— Problem details —
Take all the material and copy it exactly.

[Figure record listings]
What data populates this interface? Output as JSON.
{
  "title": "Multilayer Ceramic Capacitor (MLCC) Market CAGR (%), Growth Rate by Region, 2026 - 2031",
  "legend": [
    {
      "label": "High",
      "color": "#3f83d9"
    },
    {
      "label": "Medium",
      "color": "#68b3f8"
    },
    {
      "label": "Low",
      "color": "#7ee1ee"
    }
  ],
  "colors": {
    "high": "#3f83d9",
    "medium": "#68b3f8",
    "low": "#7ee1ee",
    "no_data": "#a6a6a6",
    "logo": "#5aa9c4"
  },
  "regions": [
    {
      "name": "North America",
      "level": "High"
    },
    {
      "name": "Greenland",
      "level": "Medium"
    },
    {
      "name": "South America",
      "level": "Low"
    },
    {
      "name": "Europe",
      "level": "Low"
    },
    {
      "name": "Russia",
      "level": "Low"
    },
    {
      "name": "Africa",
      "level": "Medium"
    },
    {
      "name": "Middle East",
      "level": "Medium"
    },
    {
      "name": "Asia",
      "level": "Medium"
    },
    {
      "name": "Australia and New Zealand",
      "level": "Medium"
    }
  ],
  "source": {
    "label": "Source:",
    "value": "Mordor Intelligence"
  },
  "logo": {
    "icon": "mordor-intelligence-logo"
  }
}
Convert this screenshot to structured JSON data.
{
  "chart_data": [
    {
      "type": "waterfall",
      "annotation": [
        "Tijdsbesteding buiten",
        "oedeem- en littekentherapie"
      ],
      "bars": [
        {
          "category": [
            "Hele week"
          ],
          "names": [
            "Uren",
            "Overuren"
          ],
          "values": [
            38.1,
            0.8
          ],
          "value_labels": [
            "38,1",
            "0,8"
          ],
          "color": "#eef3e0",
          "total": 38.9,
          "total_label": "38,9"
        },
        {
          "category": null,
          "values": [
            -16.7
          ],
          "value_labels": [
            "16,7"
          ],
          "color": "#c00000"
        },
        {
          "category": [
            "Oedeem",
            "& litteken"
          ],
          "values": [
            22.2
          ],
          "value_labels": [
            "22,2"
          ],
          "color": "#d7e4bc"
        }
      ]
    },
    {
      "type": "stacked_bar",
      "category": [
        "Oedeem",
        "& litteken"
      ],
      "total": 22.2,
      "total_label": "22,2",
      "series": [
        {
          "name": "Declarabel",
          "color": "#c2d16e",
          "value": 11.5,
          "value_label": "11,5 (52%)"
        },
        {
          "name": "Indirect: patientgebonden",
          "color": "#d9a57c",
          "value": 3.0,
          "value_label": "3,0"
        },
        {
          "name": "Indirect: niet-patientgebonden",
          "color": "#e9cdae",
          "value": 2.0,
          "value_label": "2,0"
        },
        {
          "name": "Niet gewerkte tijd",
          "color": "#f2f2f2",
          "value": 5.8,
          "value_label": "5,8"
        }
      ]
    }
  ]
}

— Finished exercise —
What data populates this interface? Output as JSON.
{
  "title": "Multilayer Ceramic Capacitor (MLCC) Market CAGR (%), Growth Rate by Region, 2026 - 2031",
  "legend": [
    {
      "label": "High",
      "color": "#3f83d9"
    },
    {
      "label": "Medium",
      "color": "#68b3f8"
    },
    {
      "label": "Low",
      "color": "#7ee1ee"
    }
  ],
  "colors": {
    "high": "#3f83d9",
    "medium": "#68b3f8",
    "low": "#7ee1ee",
    "no_data": "#a6a6a6",
    "logo": "#5aa9c4"
  },
  "regions": [
    {
      "name": "North America",
      "level": "High"
    },
    {
      "name": "Greenland",
      "level": "Medium"
    },
    {
      "name": "South America",
      "level": "Low"
    },
    {
      "name": "Europe",
      "level": "Low"
    },
    {
      "name": "Russia",
      "level": "Low"
    },
    {
      "name": "Africa",
      "level": "Medium"
    },
    {
      "name": "Middle East",
      "level": "Medium"
    },
    {
      "name": "Asia",
      "level": "Medium"
    },
    {
      "name": "Australia and New Zealand",
      "level": "Medium"
    }
  ],
  "source": {
    "label": "Source:",
    "value": "Mordor Intelligence"
  },
  "logo": {
    "icon": "mordor-intelligence-logo"
  }
}
Convert this screenshot to structured JSON data.
{
  "chart_data": [
    {
      "type": "waterfall",
      "annotation": [
        "Tijdsbesteding buiten",
        "oedeem- en littekentherapie"
      ],
      "bars": [
        {
          "category": [
            "Hele week"
          ],
          "names": [
            "Uren",
            "Overuren"
          ],
          "values": [
            38.1,
            0.8
          ],
          "value_labels": [
            "38,1",
            "0,8"
          ],
          "color": "#eef3e0",
          "total": 38.9,
          "total_label": "38,9"
        },
        {
          "category": null,
          "values": [
            -16.7
          ],
          "value_labels": [
            "16,7"
          ],
          "color": "#c00000"
        },
        {
          "category": [
            "Oedeem",
            "& litteken"
          ],
          "values": [
            22.2
          ],
          "value_labels": [
            "22,2"
          ],
          "color": "#d7e4bc"
        }
      ]
    },
    {
      "type": "stacked_bar",
      "category": [
        "Oedeem",
        "& litteken"
      ],
      "total": 22.2,
      "total_label": "22,2",
      "series": [
        {
          "name": "Declarabel",
          "color": "#c2d16e",
          "value": 11.5,
          "value_label": "11,5 (52%)"
        },
        {
          "name": "Indirect: patientgebonden",
          "color": "#d9a57c",
          "value": 3.0,
          "value_label": "3,0"
        },
        {
          "name": "Indirect: niet-patientgebonden",
          "color": "#e9cdae",
          "value": 2.0,
          "value_label": "2,0"
        },
        {
          "name": "Niet gewerkte tijd",
          "color": "#f2f2f2",
          "value": 5.8,
          "value_label": "5,8"
        }
      ]
    }
  ]
}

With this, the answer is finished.